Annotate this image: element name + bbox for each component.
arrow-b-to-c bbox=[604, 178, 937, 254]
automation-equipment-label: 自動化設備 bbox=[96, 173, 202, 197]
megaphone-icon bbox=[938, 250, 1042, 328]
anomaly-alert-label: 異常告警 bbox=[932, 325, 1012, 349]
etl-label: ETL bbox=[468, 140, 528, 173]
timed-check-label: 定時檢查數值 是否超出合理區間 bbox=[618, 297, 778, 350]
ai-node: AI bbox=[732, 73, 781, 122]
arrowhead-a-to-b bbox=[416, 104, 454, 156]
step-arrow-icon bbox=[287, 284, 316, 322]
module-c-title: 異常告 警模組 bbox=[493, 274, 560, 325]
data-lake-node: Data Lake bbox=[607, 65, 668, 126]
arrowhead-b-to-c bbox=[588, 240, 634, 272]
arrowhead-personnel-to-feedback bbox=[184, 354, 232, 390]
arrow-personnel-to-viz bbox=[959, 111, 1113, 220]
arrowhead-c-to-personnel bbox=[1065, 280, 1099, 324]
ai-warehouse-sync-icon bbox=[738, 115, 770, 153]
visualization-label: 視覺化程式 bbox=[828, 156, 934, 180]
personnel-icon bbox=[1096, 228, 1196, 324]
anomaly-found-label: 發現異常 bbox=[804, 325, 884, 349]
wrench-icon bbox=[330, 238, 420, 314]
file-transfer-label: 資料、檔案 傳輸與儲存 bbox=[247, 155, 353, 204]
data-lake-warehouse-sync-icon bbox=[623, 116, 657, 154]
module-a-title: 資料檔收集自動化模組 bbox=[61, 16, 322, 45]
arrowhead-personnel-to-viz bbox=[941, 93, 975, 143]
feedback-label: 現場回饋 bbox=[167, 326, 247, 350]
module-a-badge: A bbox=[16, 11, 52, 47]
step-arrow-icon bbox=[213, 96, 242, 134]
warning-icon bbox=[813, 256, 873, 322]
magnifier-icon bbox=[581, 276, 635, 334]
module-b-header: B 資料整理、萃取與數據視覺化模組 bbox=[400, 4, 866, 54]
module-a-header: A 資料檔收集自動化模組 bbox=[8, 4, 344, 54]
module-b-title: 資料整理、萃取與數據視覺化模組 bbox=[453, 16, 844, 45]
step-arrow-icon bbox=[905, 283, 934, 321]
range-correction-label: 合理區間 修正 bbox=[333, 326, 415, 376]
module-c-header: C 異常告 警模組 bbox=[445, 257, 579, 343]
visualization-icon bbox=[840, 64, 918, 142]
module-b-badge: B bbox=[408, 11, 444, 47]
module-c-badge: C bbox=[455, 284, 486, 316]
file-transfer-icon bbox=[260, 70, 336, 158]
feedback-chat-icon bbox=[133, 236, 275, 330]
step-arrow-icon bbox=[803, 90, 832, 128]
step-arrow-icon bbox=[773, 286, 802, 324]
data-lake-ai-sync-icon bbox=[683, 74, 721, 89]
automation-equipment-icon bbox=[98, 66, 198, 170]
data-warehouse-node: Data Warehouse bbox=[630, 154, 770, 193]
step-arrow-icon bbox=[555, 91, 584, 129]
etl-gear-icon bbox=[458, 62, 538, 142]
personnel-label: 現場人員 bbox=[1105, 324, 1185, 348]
——
• _WRITTEN PROBLEM_
Can you reproduce every line of the entries above, word for word and without any changes?

• _WRITTEN SOLUTION_
Annotate this image: element name + bbox for each component.
arrow-b-to-c bbox=[604, 178, 937, 254]
automation-equipment-label: 自動化設備 bbox=[96, 173, 202, 197]
megaphone-icon bbox=[938, 250, 1042, 328]
anomaly-alert-label: 異常告警 bbox=[932, 325, 1012, 349]
etl-label: ETL bbox=[468, 140, 528, 173]
timed-check-label: 定時檢查數值 是否超出合理區間 bbox=[618, 297, 778, 350]
ai-node: AI bbox=[732, 73, 781, 122]
arrowhead-a-to-b bbox=[416, 104, 454, 156]
step-arrow-icon bbox=[287, 284, 316, 322]
module-c-title: 異常告 警模組 bbox=[493, 274, 560, 325]
data-lake-node: Data Lake bbox=[607, 65, 668, 126]
arrowhead-b-to-c bbox=[588, 240, 634, 272]
arrowhead-personnel-to-feedback bbox=[184, 354, 232, 390]
arrow-personnel-to-viz bbox=[959, 111, 1113, 220]
arrowhead-c-to-personnel bbox=[1065, 280, 1099, 324]
ai-warehouse-sync-icon bbox=[738, 115, 770, 153]
visualization-label: 視覺化程式 bbox=[828, 156, 934, 180]
personnel-icon bbox=[1096, 228, 1196, 324]
anomaly-found-label: 發現異常 bbox=[804, 325, 884, 349]
wrench-icon bbox=[330, 238, 420, 314]
file-transfer-label: 資料、檔案 傳輸與儲存 bbox=[247, 155, 353, 204]
data-lake-warehouse-sync-icon bbox=[623, 116, 657, 154]
module-a-title: 資料檔收集自動化模組 bbox=[61, 16, 322, 45]
arrowhead-personnel-to-viz bbox=[941, 93, 975, 143]
feedback-label: 現場回饋 bbox=[167, 326, 247, 350]
module-a-badge: A bbox=[16, 11, 52, 47]
step-arrow-icon bbox=[213, 96, 242, 134]
warning-icon bbox=[813, 256, 873, 322]
magnifier-icon bbox=[581, 276, 635, 334]
module-b-header: B 資料整理、萃取與數據視覺化模組 bbox=[400, 4, 866, 54]
module-a-header: A 資料檔收集自動化模組 bbox=[8, 4, 344, 54]
module-b-title: 資料整理、萃取與數據視覺化模組 bbox=[453, 16, 844, 45]
step-arrow-icon bbox=[905, 283, 934, 321]
range-correction-label: 合理區間 修正 bbox=[333, 326, 415, 376]
module-c-header: C 異常告 警模組 bbox=[445, 257, 579, 343]
visualization-icon bbox=[840, 64, 918, 142]
module-b-badge: B bbox=[408, 11, 444, 47]
module-c-badge: C bbox=[455, 284, 486, 316]
file-transfer-icon bbox=[260, 70, 336, 158]
feedback-chat-icon bbox=[133, 236, 275, 330]
step-arrow-icon bbox=[803, 90, 832, 128]
step-arrow-icon bbox=[773, 286, 802, 324]
data-lake-ai-sync-icon bbox=[683, 74, 721, 89]
automation-equipment-icon bbox=[98, 66, 198, 170]
data-warehouse-node: Data Warehouse bbox=[630, 154, 770, 193]
step-arrow-icon bbox=[555, 91, 584, 129]
etl-gear-icon bbox=[458, 62, 538, 142]
personnel-label: 現場人員 bbox=[1105, 324, 1185, 348]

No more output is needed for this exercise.